Exercise requirements:
Locate each line of the material that contains "networks", then return it.

= = = = =

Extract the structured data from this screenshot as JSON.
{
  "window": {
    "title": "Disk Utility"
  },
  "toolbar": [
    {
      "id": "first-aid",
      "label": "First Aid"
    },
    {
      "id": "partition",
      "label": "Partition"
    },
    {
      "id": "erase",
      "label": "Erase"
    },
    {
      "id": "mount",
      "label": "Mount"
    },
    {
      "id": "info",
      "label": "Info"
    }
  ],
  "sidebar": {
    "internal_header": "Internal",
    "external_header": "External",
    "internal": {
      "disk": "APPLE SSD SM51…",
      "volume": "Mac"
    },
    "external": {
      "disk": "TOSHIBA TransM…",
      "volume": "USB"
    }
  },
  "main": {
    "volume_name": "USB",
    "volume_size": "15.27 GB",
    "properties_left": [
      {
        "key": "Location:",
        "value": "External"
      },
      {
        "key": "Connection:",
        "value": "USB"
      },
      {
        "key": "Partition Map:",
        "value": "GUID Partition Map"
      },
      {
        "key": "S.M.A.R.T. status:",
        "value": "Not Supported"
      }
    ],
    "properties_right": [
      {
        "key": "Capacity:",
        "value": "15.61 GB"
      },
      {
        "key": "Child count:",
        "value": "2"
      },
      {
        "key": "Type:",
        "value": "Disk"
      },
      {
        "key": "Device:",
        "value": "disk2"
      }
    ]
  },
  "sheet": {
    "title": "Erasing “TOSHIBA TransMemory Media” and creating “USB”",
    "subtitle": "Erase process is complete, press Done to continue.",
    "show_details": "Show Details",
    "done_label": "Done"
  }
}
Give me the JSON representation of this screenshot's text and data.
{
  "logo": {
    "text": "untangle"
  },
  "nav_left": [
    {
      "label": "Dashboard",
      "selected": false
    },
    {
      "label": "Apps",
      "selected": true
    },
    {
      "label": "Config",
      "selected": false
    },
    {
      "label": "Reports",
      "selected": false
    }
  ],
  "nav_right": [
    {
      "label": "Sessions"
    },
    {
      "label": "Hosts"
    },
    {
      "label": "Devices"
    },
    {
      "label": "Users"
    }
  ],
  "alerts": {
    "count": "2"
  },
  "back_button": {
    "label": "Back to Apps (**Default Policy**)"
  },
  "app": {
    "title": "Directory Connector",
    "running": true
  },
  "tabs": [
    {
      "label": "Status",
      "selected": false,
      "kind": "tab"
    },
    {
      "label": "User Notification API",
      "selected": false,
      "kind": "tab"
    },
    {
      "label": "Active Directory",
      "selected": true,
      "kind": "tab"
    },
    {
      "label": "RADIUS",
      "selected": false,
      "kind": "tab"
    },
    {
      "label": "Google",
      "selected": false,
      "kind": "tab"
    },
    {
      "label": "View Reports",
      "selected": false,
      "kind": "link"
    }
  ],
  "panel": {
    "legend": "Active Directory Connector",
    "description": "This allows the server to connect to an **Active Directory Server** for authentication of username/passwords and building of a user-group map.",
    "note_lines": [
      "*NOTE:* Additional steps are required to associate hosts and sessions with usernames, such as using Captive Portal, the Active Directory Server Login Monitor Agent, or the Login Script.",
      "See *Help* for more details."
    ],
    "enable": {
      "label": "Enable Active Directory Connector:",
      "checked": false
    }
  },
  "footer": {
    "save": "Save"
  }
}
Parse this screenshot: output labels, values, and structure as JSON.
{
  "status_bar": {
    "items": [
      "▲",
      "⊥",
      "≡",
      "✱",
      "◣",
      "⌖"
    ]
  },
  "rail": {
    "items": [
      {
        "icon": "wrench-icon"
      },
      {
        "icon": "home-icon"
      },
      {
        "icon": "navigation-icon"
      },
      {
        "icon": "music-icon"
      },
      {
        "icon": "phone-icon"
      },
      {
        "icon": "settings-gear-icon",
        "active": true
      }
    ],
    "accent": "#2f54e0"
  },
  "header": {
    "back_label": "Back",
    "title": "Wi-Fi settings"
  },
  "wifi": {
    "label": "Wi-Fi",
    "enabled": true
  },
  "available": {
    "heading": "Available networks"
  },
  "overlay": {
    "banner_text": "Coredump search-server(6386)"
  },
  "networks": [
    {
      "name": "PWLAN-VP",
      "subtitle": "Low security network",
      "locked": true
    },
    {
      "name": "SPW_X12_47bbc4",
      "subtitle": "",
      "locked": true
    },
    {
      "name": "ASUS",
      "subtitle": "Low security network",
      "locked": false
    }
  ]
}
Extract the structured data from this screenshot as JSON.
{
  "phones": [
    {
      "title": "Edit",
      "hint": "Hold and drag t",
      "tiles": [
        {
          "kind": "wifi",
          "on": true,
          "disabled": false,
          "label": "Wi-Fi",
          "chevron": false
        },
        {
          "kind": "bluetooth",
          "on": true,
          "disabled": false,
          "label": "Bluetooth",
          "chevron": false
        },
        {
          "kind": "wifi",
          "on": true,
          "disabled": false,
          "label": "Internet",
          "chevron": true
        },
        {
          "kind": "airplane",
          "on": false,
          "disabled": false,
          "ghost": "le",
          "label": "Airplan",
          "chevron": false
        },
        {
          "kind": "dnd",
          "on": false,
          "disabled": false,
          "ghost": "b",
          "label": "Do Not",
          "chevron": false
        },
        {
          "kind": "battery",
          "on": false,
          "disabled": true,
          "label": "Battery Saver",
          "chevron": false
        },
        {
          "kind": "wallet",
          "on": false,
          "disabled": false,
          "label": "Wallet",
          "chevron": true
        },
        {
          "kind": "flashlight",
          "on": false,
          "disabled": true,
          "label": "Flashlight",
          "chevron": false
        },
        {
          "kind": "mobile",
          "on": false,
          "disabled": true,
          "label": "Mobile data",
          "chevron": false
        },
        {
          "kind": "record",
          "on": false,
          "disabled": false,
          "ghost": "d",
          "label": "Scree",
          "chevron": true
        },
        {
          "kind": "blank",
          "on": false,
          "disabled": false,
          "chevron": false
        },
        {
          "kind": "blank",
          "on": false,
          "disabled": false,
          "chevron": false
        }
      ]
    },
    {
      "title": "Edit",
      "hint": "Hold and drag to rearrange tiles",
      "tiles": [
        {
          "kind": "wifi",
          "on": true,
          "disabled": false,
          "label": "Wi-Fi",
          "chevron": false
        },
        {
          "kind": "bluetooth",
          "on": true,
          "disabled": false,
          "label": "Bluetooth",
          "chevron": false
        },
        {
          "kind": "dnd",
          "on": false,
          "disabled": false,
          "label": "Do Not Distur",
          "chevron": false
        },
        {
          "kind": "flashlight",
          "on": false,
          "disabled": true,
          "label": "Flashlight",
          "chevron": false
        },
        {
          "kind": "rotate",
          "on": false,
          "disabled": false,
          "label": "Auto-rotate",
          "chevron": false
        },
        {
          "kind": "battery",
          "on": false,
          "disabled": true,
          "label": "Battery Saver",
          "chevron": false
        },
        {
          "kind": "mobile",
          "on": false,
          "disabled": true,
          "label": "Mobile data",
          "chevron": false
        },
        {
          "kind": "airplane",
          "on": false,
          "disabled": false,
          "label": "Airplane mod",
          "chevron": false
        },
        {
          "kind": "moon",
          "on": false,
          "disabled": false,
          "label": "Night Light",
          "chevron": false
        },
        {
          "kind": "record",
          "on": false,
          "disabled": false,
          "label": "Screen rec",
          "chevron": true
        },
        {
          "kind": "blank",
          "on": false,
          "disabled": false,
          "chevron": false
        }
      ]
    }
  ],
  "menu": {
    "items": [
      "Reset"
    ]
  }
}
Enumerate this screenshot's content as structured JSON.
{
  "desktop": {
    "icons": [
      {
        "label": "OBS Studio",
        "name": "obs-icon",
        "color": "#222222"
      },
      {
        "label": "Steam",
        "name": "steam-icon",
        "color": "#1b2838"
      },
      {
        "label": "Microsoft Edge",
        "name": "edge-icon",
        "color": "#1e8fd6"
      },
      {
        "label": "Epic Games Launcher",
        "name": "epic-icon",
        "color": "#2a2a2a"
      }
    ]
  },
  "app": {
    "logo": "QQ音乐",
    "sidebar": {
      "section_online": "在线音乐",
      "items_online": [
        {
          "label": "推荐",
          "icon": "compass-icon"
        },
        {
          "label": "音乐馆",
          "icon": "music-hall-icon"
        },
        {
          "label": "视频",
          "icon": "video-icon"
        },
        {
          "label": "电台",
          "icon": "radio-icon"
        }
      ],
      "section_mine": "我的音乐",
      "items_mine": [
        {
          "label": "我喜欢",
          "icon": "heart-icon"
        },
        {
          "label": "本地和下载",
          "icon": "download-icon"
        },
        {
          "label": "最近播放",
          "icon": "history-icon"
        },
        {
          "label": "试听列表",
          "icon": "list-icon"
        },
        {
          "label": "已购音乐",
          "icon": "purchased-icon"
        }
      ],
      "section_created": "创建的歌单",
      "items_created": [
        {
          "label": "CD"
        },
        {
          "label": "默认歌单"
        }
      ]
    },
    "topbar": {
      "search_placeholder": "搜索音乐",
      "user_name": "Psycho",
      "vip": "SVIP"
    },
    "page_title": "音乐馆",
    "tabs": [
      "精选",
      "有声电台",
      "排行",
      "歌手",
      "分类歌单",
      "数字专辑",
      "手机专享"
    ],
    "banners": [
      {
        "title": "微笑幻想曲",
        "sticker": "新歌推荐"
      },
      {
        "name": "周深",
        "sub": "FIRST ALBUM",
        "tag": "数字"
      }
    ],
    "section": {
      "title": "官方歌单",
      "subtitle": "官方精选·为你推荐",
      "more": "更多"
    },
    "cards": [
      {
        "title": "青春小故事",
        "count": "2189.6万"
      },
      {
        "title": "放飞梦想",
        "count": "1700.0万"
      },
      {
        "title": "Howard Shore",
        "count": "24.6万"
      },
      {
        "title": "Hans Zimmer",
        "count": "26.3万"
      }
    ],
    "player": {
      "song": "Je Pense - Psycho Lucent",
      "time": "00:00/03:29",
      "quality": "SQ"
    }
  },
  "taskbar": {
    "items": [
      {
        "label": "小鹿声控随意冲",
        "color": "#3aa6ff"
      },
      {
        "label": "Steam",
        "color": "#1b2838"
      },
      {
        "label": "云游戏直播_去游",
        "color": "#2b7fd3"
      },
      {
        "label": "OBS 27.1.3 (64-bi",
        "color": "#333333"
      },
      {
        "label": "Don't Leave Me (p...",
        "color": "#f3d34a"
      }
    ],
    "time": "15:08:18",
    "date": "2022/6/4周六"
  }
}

= = = = =

Finished answer:
    "heading": "Available networks"
  "networks": [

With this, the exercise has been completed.